**Problem statement:** Return each line holding the string "JSON".

Extracted data entries
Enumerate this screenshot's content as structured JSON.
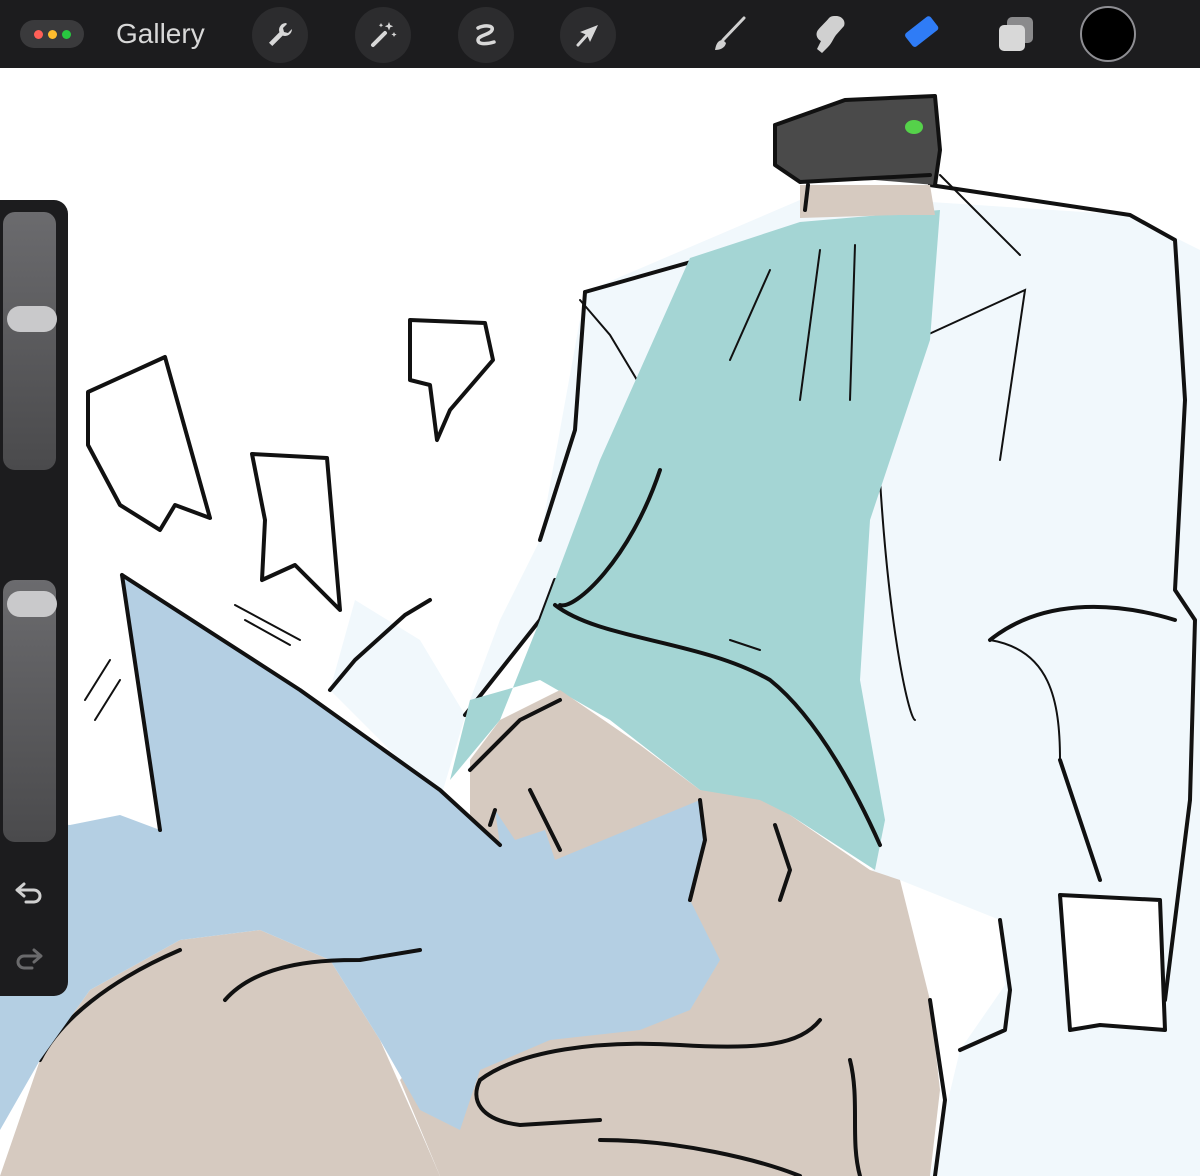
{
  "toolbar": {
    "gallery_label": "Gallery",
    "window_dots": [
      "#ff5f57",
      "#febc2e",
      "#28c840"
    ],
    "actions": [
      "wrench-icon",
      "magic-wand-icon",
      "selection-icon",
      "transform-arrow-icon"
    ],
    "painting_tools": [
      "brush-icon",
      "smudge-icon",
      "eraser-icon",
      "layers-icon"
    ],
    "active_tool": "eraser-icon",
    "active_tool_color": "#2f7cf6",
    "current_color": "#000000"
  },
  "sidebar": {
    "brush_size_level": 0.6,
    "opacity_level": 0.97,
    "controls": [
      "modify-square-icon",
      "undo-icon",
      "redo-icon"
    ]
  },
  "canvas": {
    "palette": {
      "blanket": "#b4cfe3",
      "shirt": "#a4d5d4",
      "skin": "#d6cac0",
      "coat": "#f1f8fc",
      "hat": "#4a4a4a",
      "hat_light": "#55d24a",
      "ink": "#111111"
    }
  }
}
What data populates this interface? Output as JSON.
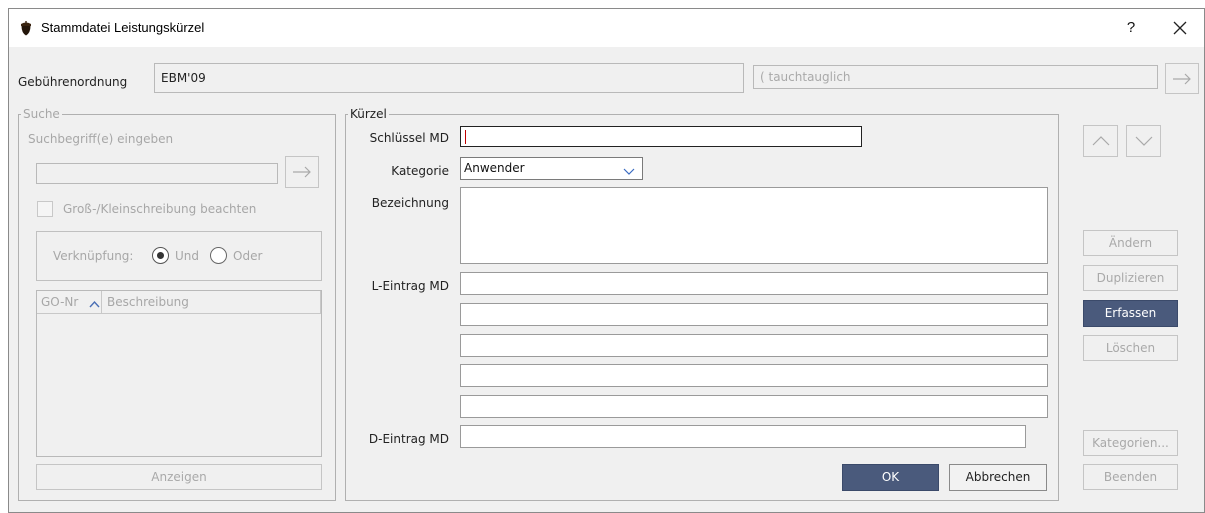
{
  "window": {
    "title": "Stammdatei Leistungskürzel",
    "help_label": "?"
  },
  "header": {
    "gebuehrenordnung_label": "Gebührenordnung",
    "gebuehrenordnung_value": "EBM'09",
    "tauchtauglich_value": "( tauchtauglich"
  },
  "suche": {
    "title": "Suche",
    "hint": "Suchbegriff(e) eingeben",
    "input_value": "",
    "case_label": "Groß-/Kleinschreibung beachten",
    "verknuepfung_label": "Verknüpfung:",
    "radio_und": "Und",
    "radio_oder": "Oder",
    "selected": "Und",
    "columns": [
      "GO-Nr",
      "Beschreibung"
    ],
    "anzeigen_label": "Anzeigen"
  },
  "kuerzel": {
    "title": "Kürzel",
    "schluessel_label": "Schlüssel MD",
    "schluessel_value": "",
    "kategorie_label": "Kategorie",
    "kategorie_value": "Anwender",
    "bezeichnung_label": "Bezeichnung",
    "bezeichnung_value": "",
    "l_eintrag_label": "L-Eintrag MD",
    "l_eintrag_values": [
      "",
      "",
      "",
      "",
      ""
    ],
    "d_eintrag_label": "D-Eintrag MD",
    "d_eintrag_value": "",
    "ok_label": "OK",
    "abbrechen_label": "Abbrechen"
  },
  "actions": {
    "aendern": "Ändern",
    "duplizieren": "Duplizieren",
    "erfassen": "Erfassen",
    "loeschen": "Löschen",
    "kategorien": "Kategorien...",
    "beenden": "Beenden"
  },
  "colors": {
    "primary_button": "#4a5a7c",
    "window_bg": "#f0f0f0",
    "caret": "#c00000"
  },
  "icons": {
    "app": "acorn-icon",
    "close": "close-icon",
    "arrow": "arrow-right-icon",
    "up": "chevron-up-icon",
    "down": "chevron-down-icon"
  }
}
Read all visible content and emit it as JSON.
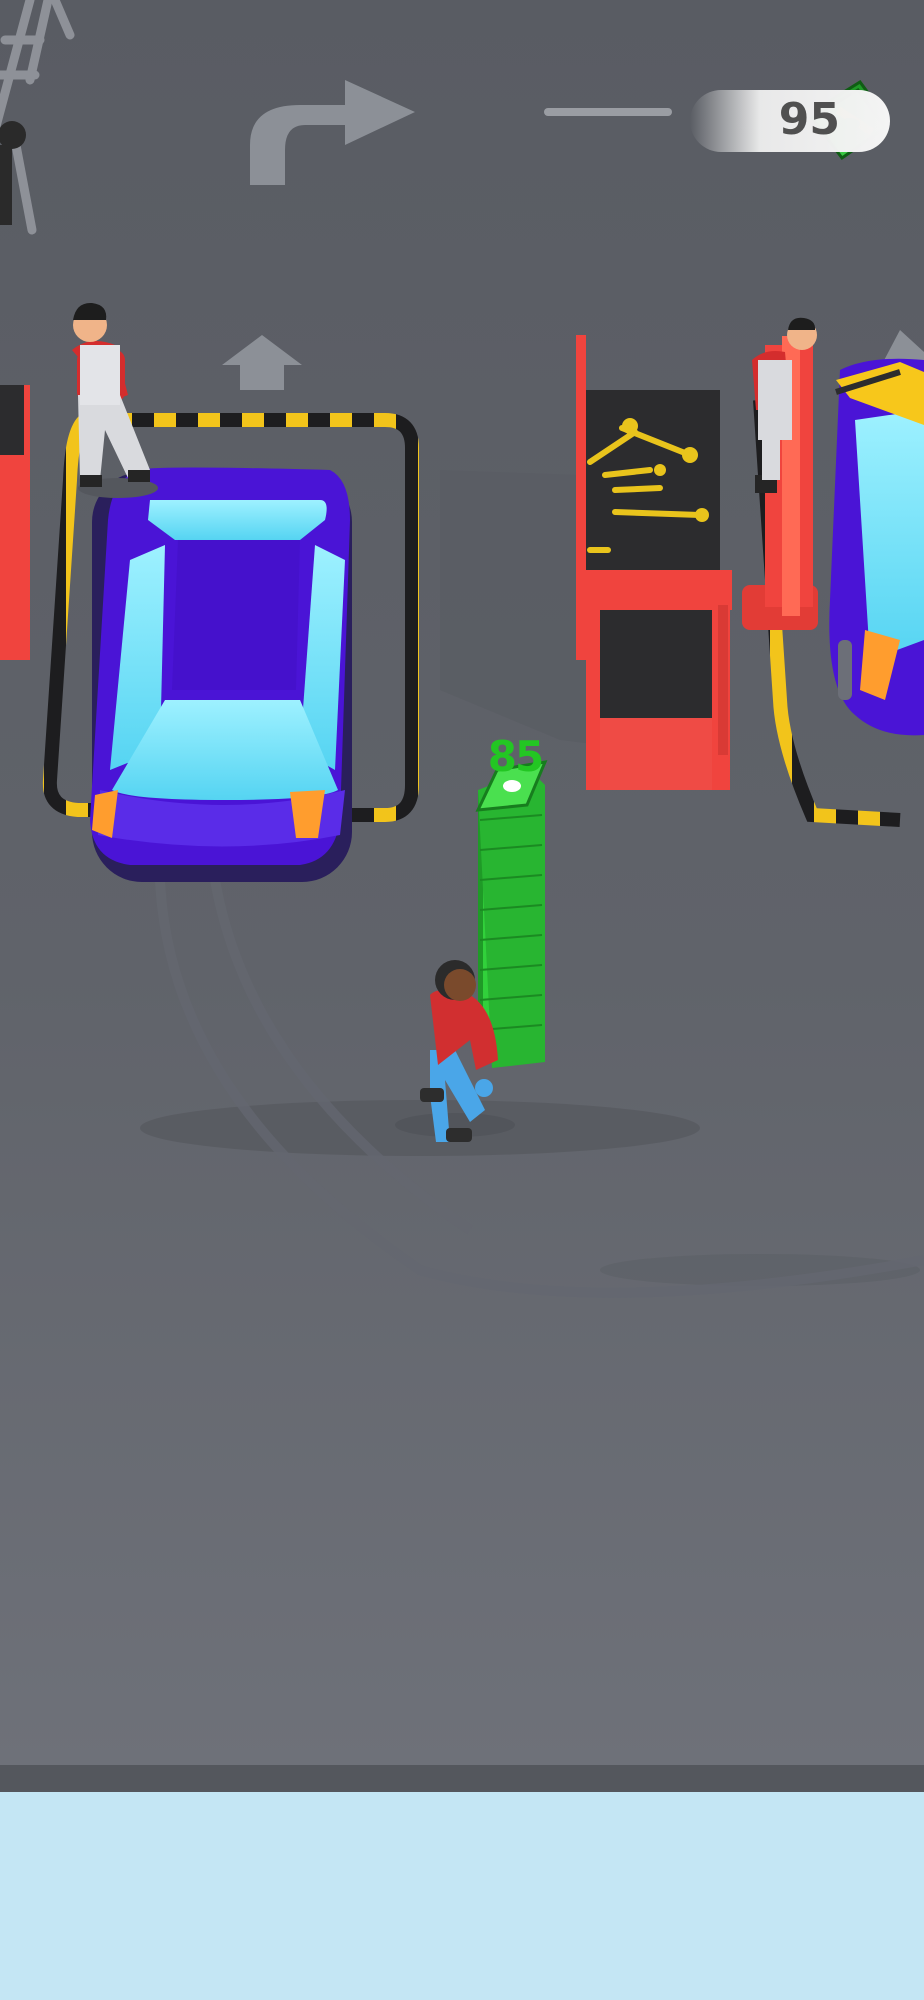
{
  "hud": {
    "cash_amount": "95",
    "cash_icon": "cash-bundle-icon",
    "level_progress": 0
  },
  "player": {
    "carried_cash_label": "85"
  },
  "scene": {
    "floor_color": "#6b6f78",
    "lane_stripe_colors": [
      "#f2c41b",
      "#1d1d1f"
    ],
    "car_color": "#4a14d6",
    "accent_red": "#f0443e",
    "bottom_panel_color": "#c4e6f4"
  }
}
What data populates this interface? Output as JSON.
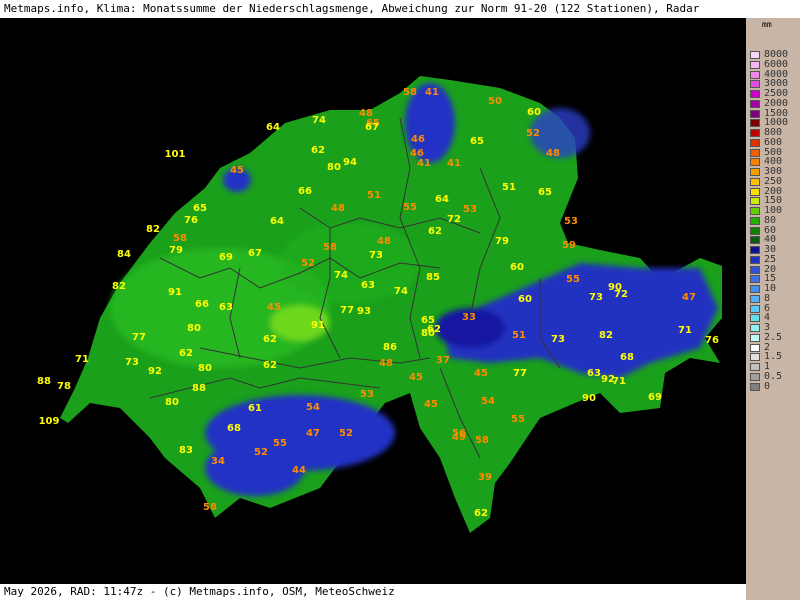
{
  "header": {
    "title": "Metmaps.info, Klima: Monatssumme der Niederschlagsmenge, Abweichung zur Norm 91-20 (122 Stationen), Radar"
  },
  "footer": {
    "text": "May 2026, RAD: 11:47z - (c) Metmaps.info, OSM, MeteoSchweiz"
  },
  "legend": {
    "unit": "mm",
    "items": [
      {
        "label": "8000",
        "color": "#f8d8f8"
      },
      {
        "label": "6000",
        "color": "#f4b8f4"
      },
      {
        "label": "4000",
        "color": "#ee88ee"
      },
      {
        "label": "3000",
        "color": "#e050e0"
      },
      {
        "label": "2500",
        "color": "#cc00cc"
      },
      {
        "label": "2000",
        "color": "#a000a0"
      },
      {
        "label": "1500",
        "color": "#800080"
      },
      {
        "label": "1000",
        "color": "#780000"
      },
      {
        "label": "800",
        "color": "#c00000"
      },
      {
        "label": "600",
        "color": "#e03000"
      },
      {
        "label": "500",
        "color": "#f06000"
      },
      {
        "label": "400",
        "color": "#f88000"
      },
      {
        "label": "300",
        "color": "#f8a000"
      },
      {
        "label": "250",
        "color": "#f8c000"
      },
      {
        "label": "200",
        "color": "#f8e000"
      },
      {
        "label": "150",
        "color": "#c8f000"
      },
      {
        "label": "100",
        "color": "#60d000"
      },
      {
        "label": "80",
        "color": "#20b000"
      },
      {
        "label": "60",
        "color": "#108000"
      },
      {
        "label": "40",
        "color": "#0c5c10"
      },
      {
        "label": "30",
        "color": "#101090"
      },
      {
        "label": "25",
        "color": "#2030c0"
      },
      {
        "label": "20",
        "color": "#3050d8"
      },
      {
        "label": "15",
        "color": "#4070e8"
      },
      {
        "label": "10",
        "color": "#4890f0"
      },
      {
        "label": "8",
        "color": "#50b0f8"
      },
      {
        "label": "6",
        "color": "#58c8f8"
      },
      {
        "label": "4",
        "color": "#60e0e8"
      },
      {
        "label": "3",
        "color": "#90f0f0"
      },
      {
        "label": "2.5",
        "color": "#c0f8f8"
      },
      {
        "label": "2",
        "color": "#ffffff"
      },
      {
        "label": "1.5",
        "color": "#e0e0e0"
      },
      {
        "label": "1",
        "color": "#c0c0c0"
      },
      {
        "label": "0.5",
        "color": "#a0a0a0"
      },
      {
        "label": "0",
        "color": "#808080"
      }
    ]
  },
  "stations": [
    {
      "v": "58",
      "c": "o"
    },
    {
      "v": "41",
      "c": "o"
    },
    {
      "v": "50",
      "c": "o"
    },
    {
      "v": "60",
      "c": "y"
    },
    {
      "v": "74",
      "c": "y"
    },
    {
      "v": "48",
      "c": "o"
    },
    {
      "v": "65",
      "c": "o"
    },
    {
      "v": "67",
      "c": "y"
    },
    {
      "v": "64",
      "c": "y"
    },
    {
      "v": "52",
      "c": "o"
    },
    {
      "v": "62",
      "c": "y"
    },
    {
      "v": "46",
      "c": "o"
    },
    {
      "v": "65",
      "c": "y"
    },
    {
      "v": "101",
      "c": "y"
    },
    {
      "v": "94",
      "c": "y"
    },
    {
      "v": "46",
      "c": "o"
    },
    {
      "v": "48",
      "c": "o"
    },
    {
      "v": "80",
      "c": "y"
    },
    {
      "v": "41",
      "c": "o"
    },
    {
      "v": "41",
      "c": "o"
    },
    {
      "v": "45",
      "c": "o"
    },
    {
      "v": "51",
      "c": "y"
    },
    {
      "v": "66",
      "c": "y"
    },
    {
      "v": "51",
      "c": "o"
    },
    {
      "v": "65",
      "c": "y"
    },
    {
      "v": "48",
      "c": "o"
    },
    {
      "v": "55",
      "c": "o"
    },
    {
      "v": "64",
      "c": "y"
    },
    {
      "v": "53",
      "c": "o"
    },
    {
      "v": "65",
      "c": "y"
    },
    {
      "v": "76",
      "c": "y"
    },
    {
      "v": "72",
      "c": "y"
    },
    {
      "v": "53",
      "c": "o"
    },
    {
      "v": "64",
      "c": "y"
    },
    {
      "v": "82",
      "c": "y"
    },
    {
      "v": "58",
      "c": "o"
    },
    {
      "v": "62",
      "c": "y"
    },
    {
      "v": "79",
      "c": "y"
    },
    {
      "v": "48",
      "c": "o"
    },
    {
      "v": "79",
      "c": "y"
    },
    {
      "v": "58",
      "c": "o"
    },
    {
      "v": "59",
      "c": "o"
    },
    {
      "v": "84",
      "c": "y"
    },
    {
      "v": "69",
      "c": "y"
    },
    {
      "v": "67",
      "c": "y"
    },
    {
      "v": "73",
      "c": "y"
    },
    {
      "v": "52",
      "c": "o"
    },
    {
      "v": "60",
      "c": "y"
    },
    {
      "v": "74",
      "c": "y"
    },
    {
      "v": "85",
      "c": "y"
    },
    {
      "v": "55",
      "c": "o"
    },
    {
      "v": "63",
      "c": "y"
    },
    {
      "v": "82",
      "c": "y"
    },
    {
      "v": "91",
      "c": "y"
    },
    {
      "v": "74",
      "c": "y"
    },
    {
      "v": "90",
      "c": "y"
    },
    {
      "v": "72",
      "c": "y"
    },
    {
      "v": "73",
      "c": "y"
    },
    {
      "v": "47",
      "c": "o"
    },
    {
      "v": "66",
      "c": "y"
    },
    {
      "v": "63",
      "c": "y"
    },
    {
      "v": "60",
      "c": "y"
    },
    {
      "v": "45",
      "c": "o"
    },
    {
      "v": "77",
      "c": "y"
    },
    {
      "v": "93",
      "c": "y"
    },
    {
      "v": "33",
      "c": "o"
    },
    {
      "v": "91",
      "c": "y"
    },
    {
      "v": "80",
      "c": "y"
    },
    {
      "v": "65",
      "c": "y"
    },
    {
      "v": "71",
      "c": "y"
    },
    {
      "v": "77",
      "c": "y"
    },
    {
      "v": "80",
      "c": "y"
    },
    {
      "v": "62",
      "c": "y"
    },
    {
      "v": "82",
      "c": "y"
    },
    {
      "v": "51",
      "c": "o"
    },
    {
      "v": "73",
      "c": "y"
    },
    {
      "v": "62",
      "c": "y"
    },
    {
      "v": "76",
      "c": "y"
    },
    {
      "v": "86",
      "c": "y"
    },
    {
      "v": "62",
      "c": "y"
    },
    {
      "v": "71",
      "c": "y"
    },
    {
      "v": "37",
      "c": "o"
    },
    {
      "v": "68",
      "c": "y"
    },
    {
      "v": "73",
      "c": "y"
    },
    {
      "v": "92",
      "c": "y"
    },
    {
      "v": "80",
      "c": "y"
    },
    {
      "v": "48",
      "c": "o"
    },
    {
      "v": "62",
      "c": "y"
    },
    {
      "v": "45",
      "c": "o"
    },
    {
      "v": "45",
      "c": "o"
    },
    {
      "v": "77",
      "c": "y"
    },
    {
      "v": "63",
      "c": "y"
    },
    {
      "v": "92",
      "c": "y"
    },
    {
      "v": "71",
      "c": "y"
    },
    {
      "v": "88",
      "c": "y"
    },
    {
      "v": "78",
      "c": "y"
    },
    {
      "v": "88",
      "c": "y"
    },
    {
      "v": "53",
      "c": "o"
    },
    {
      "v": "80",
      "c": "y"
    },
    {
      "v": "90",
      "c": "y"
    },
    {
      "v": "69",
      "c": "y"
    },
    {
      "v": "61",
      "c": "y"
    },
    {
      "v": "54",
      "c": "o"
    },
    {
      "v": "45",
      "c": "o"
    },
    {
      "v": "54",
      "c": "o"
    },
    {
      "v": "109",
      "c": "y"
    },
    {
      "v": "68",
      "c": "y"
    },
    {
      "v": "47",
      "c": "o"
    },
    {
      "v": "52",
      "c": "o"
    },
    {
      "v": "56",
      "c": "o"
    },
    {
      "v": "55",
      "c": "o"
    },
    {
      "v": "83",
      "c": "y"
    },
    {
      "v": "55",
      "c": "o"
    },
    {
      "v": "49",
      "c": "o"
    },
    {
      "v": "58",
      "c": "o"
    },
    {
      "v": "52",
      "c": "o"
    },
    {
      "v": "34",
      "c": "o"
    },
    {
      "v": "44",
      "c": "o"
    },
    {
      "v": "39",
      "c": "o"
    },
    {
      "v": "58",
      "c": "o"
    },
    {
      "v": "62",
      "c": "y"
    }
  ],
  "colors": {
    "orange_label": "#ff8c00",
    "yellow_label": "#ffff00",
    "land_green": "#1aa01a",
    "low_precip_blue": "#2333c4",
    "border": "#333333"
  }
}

**Exercise response:**
Enumerate this screenshot's content as structured JSON.
What data populates this interface? Output as JSON.
Read all visible content and emit it as JSON.
What data populates this interface? Output as JSON.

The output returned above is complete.